Goal: Write out the full listing again, exactly as it stands.

Data entries for graphics
----

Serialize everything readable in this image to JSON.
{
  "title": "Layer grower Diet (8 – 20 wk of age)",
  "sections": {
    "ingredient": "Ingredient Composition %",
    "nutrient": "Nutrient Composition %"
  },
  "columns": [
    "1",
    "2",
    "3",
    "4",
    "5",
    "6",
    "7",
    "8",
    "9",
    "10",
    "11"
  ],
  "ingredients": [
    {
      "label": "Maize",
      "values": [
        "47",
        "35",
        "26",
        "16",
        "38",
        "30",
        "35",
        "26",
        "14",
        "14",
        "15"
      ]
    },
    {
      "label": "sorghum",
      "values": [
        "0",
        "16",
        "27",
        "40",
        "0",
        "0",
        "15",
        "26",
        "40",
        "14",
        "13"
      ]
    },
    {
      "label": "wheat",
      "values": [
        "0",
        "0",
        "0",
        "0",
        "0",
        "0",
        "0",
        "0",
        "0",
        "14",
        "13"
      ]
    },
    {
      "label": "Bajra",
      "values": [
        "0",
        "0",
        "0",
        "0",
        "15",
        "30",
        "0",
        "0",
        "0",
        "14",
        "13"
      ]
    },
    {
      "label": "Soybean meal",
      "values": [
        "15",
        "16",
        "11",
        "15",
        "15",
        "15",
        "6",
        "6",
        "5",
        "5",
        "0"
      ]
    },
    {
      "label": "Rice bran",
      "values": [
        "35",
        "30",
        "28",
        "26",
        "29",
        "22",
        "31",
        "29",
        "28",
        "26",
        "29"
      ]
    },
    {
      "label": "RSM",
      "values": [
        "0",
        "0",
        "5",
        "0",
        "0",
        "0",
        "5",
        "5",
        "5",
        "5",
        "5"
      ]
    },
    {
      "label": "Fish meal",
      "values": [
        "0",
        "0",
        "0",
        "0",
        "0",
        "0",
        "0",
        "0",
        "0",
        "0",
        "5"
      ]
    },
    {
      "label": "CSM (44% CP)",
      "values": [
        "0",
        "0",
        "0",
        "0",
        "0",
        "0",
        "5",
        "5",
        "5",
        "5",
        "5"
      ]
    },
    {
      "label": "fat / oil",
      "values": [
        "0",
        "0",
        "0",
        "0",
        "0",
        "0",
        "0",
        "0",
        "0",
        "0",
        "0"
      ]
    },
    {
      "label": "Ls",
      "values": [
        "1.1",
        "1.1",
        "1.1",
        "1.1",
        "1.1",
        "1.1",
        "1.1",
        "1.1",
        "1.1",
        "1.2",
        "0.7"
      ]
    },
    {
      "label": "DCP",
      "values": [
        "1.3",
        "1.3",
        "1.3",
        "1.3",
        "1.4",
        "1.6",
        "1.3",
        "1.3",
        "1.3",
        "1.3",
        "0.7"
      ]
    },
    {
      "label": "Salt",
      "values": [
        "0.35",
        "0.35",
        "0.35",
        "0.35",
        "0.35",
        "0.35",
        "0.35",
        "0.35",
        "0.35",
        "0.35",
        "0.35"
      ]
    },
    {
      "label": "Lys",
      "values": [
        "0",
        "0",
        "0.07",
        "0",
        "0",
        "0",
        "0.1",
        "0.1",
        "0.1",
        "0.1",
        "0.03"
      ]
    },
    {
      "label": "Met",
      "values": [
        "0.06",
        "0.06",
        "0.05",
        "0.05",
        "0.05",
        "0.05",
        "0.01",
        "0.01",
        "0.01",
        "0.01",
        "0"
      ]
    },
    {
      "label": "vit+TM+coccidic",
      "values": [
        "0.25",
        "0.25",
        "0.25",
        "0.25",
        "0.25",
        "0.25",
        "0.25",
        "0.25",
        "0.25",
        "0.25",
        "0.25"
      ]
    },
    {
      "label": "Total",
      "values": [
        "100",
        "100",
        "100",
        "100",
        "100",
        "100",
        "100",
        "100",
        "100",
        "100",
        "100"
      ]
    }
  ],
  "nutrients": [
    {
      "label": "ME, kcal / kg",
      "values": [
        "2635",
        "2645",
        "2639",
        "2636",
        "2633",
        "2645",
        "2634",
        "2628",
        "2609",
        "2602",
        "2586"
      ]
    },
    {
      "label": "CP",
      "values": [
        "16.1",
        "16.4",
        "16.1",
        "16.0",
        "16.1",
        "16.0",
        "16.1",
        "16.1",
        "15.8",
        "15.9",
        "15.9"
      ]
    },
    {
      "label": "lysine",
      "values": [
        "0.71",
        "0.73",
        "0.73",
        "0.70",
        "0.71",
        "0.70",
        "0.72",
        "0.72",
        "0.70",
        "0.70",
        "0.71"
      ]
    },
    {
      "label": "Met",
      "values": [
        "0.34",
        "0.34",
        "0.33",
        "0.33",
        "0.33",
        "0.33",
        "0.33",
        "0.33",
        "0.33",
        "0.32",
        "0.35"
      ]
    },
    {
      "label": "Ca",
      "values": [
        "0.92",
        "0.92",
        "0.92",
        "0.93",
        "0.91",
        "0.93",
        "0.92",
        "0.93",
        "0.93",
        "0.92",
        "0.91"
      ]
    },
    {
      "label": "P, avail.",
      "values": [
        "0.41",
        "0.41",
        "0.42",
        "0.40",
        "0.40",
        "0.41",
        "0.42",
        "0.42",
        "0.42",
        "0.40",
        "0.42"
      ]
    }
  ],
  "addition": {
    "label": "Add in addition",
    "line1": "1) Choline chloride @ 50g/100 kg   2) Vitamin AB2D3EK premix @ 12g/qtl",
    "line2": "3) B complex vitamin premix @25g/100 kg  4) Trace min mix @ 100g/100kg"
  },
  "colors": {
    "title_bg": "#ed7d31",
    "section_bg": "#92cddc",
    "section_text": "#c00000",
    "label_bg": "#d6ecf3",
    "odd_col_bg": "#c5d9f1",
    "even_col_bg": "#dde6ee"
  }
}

----

Complete output:
Serialize everything readable in this image to JSON.
{
  "title": "Layer grower Diet (8 – 20 wk of age)",
  "sections": {
    "ingredient": "Ingredient Composition %",
    "nutrient": "Nutrient Composition %"
  },
  "columns": [
    "1",
    "2",
    "3",
    "4",
    "5",
    "6",
    "7",
    "8",
    "9",
    "10",
    "11"
  ],
  "ingredients": [
    {
      "label": "Maize",
      "values": [
        "47",
        "35",
        "26",
        "16",
        "38",
        "30",
        "35",
        "26",
        "14",
        "14",
        "15"
      ]
    },
    {
      "label": "sorghum",
      "values": [
        "0",
        "16",
        "27",
        "40",
        "0",
        "0",
        "15",
        "26",
        "40",
        "14",
        "13"
      ]
    },
    {
      "label": "wheat",
      "values": [
        "0",
        "0",
        "0",
        "0",
        "0",
        "0",
        "0",
        "0",
        "0",
        "14",
        "13"
      ]
    },
    {
      "label": "Bajra",
      "values": [
        "0",
        "0",
        "0",
        "0",
        "15",
        "30",
        "0",
        "0",
        "0",
        "14",
        "13"
      ]
    },
    {
      "label": "Soybean meal",
      "values": [
        "15",
        "16",
        "11",
        "15",
        "15",
        "15",
        "6",
        "6",
        "5",
        "5",
        "0"
      ]
    },
    {
      "label": "Rice bran",
      "values": [
        "35",
        "30",
        "28",
        "26",
        "29",
        "22",
        "31",
        "29",
        "28",
        "26",
        "29"
      ]
    },
    {
      "label": "RSM",
      "values": [
        "0",
        "0",
        "5",
        "0",
        "0",
        "0",
        "5",
        "5",
        "5",
        "5",
        "5"
      ]
    },
    {
      "label": "Fish meal",
      "values": [
        "0",
        "0",
        "0",
        "0",
        "0",
        "0",
        "0",
        "0",
        "0",
        "0",
        "5"
      ]
    },
    {
      "label": "CSM (44% CP)",
      "values": [
        "0",
        "0",
        "0",
        "0",
        "0",
        "0",
        "5",
        "5",
        "5",
        "5",
        "5"
      ]
    },
    {
      "label": "fat / oil",
      "values": [
        "0",
        "0",
        "0",
        "0",
        "0",
        "0",
        "0",
        "0",
        "0",
        "0",
        "0"
      ]
    },
    {
      "label": "Ls",
      "values": [
        "1.1",
        "1.1",
        "1.1",
        "1.1",
        "1.1",
        "1.1",
        "1.1",
        "1.1",
        "1.1",
        "1.2",
        "0.7"
      ]
    },
    {
      "label": "DCP",
      "values": [
        "1.3",
        "1.3",
        "1.3",
        "1.3",
        "1.4",
        "1.6",
        "1.3",
        "1.3",
        "1.3",
        "1.3",
        "0.7"
      ]
    },
    {
      "label": "Salt",
      "values": [
        "0.35",
        "0.35",
        "0.35",
        "0.35",
        "0.35",
        "0.35",
        "0.35",
        "0.35",
        "0.35",
        "0.35",
        "0.35"
      ]
    },
    {
      "label": "Lys",
      "values": [
        "0",
        "0",
        "0.07",
        "0",
        "0",
        "0",
        "0.1",
        "0.1",
        "0.1",
        "0.1",
        "0.03"
      ]
    },
    {
      "label": "Met",
      "values": [
        "0.06",
        "0.06",
        "0.05",
        "0.05",
        "0.05",
        "0.05",
        "0.01",
        "0.01",
        "0.01",
        "0.01",
        "0"
      ]
    },
    {
      "label": "vit+TM+coccidic",
      "values": [
        "0.25",
        "0.25",
        "0.25",
        "0.25",
        "0.25",
        "0.25",
        "0.25",
        "0.25",
        "0.25",
        "0.25",
        "0.25"
      ]
    },
    {
      "label": "Total",
      "values": [
        "100",
        "100",
        "100",
        "100",
        "100",
        "100",
        "100",
        "100",
        "100",
        "100",
        "100"
      ]
    }
  ],
  "nutrients": [
    {
      "label": "ME, kcal / kg",
      "values": [
        "2635",
        "2645",
        "2639",
        "2636",
        "2633",
        "2645",
        "2634",
        "2628",
        "2609",
        "2602",
        "2586"
      ]
    },
    {
      "label": "CP",
      "values": [
        "16.1",
        "16.4",
        "16.1",
        "16.0",
        "16.1",
        "16.0",
        "16.1",
        "16.1",
        "15.8",
        "15.9",
        "15.9"
      ]
    },
    {
      "label": "lysine",
      "values": [
        "0.71",
        "0.73",
        "0.73",
        "0.70",
        "0.71",
        "0.70",
        "0.72",
        "0.72",
        "0.70",
        "0.70",
        "0.71"
      ]
    },
    {
      "label": "Met",
      "values": [
        "0.34",
        "0.34",
        "0.33",
        "0.33",
        "0.33",
        "0.33",
        "0.33",
        "0.33",
        "0.33",
        "0.32",
        "0.35"
      ]
    },
    {
      "label": "Ca",
      "values": [
        "0.92",
        "0.92",
        "0.92",
        "0.93",
        "0.91",
        "0.93",
        "0.92",
        "0.93",
        "0.93",
        "0.92",
        "0.91"
      ]
    },
    {
      "label": "P, avail.",
      "values": [
        "0.41",
        "0.41",
        "0.42",
        "0.40",
        "0.40",
        "0.41",
        "0.42",
        "0.42",
        "0.42",
        "0.40",
        "0.42"
      ]
    }
  ],
  "addition": {
    "label": "Add in addition",
    "line1": "1) Choline chloride @ 50g/100 kg   2) Vitamin AB2D3EK premix @ 12g/qtl",
    "line2": "3) B complex vitamin premix @25g/100 kg  4) Trace min mix @ 100g/100kg"
  },
  "colors": {
    "title_bg": "#ed7d31",
    "section_bg": "#92cddc",
    "section_text": "#c00000",
    "label_bg": "#d6ecf3",
    "odd_col_bg": "#c5d9f1",
    "even_col_bg": "#dde6ee"
  }
}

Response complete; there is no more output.